[Figure contents as structured data]
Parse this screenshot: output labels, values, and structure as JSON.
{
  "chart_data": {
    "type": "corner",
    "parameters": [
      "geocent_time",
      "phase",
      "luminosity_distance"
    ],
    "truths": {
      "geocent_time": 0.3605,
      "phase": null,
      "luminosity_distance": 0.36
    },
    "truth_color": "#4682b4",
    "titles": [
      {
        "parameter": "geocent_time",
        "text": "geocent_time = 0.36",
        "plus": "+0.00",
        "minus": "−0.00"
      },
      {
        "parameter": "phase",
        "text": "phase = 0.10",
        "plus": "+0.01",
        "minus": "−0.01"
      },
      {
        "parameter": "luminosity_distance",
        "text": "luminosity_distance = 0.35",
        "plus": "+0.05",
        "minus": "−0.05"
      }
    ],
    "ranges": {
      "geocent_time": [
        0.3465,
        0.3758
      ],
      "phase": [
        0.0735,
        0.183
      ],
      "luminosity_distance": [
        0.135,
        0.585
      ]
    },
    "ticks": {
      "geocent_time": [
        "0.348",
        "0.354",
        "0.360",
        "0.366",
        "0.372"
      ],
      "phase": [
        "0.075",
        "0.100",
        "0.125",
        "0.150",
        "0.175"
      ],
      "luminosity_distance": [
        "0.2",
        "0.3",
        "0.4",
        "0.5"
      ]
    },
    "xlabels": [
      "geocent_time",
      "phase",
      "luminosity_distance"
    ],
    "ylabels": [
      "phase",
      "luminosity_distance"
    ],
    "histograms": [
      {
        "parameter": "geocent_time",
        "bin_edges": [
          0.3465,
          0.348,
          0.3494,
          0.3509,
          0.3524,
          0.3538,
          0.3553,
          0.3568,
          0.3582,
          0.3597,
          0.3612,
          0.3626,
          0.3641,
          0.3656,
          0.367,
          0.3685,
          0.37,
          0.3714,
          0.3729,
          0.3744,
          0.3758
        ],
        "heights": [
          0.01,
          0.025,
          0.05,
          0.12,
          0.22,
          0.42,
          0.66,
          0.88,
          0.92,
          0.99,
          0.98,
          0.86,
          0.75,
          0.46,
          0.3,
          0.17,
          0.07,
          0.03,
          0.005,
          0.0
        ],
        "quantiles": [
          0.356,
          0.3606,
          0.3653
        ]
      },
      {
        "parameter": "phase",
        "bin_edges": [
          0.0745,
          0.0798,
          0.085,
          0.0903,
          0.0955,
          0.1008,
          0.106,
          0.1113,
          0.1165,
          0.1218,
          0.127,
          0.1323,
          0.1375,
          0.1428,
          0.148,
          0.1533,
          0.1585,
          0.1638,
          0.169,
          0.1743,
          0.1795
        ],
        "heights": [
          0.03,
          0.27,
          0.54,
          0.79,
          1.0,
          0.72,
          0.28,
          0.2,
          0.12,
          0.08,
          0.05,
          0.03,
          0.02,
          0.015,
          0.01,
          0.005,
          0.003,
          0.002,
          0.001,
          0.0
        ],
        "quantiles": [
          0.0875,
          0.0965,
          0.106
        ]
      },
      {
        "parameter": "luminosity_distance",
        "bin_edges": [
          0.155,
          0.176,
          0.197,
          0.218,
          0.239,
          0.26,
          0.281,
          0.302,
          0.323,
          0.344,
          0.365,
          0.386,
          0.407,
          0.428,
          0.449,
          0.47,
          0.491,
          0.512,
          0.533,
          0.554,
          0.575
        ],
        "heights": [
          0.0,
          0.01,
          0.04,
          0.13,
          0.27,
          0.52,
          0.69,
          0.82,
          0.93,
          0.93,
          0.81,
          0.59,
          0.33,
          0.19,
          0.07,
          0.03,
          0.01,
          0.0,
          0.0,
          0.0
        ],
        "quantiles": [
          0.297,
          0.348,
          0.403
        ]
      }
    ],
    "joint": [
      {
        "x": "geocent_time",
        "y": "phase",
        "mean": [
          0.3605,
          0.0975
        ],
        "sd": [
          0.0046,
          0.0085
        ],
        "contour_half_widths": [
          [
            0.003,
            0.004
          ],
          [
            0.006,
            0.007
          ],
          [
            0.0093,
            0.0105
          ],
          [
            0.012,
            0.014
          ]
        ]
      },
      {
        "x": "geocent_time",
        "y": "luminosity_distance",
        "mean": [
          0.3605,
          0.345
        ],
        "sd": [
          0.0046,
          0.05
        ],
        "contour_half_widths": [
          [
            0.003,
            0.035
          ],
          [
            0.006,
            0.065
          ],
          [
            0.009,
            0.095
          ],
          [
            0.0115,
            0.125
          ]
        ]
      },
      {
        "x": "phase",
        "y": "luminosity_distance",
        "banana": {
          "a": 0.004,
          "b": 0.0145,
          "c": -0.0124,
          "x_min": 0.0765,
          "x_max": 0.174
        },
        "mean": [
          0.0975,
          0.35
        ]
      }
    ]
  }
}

...

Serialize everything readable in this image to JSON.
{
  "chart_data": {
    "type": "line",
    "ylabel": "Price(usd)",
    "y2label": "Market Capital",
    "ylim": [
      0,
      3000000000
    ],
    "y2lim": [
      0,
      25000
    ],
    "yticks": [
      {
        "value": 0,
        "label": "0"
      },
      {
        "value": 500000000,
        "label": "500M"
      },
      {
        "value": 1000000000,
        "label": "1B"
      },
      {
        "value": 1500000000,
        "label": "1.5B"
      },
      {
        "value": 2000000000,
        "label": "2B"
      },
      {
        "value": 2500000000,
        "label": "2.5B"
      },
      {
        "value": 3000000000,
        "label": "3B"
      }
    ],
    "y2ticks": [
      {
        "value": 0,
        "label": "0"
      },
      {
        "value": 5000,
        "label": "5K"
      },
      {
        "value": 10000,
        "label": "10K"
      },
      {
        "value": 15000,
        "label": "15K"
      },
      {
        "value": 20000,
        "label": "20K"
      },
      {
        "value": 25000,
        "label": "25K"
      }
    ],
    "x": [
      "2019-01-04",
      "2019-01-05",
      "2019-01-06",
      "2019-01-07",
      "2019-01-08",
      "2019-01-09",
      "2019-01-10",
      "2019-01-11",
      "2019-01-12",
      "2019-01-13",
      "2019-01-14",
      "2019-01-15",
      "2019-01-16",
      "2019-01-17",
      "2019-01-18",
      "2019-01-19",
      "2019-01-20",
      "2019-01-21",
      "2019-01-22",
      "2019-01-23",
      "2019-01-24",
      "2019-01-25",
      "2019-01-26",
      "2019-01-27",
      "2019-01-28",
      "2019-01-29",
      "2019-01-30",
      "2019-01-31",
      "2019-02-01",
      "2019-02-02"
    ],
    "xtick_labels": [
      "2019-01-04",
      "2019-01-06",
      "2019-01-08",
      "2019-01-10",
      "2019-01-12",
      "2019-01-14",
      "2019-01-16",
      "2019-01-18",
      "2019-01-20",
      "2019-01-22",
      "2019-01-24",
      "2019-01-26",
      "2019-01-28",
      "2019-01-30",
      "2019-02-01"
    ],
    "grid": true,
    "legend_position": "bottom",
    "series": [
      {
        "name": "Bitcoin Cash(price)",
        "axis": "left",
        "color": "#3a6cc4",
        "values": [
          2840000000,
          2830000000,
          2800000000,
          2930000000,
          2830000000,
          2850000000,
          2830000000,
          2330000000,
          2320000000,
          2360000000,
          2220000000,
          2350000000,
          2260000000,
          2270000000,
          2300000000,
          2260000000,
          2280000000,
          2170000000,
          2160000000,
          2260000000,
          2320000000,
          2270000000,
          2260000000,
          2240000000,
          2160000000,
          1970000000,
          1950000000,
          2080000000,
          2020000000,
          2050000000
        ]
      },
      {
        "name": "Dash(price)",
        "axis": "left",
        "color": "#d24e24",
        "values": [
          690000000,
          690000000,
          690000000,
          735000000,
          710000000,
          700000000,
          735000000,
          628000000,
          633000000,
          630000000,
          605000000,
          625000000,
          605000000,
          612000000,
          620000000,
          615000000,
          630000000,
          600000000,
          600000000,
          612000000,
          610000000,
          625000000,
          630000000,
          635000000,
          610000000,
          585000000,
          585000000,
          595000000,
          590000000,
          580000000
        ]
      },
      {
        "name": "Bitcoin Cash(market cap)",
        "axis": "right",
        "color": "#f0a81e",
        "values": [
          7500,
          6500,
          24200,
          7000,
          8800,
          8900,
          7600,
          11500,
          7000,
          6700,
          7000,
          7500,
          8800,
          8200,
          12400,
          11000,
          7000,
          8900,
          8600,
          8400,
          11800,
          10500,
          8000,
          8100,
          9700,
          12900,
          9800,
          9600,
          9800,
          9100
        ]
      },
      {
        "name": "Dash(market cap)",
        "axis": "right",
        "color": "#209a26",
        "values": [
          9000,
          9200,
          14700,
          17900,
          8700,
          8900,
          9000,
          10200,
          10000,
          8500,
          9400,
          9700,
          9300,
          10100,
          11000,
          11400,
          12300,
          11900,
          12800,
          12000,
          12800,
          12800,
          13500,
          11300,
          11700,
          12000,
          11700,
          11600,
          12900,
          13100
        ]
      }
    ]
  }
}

• [What you need to do] For the material, find the number of lines holding the word "this" and give that figure and nothing more.

• [Answer for the task] 2